__Written instruction__
Locate the word "title" in the material, then show every line that holds it.

## start The input

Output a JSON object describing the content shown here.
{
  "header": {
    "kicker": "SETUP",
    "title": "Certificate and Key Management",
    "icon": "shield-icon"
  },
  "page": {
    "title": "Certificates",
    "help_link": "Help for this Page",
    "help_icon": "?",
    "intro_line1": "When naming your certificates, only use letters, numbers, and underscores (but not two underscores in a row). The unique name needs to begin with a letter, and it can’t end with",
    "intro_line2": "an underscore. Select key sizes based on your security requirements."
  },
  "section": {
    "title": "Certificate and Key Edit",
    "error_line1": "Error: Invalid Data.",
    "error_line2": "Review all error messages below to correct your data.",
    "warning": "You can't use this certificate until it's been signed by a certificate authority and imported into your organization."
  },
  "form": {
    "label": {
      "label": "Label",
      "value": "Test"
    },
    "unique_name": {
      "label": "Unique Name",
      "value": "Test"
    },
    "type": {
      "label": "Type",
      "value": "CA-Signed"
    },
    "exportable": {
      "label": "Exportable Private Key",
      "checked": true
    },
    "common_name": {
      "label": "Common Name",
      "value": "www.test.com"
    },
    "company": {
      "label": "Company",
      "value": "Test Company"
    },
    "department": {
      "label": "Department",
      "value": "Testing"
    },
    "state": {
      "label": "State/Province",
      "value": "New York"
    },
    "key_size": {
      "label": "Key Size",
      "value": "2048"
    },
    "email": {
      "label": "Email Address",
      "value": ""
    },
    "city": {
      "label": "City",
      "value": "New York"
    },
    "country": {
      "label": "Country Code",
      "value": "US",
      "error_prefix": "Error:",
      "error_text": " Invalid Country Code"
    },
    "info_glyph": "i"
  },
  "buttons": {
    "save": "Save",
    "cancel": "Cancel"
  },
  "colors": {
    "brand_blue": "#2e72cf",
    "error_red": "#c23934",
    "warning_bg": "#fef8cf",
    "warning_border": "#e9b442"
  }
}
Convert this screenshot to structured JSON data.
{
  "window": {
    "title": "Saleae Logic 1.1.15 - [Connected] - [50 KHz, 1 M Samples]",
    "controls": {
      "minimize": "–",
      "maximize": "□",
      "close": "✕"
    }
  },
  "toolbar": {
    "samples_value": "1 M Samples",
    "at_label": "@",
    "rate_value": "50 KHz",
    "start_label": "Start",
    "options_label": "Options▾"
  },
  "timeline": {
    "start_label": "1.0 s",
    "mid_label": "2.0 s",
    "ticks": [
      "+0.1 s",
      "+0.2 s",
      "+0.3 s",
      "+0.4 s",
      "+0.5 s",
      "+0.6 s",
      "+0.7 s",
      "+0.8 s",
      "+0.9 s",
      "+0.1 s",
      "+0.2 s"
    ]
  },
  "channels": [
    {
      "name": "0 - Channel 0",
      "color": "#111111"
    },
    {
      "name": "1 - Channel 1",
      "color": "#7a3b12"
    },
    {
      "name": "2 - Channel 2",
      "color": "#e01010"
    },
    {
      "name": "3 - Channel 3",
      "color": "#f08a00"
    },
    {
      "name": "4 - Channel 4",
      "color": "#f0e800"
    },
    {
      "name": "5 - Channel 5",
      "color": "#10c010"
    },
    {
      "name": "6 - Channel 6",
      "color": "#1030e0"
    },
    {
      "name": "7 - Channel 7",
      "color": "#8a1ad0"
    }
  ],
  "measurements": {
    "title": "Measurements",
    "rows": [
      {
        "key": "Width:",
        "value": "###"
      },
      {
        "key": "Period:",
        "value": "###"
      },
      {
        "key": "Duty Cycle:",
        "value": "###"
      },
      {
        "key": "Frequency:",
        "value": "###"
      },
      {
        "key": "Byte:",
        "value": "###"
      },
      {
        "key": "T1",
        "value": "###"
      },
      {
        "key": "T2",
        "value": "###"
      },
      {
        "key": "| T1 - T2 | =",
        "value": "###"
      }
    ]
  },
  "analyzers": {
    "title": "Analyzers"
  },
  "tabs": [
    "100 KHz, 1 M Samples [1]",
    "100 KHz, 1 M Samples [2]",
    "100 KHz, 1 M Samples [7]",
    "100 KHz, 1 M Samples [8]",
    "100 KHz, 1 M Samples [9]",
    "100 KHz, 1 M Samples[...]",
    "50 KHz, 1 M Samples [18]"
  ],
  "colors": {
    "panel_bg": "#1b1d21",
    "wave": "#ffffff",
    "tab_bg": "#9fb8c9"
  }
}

## end The input

__Solution for this problem__
    "title": "Certificate and Key Management",
    "title": "Certificates",
    "title": "Certificate and Key Edit",
    "title": "Saleae Logic 1.1.15 - [Connected] - [50 KHz, 1 M Samples]",
    "title": "Measurements",
    "title": "Analyzers"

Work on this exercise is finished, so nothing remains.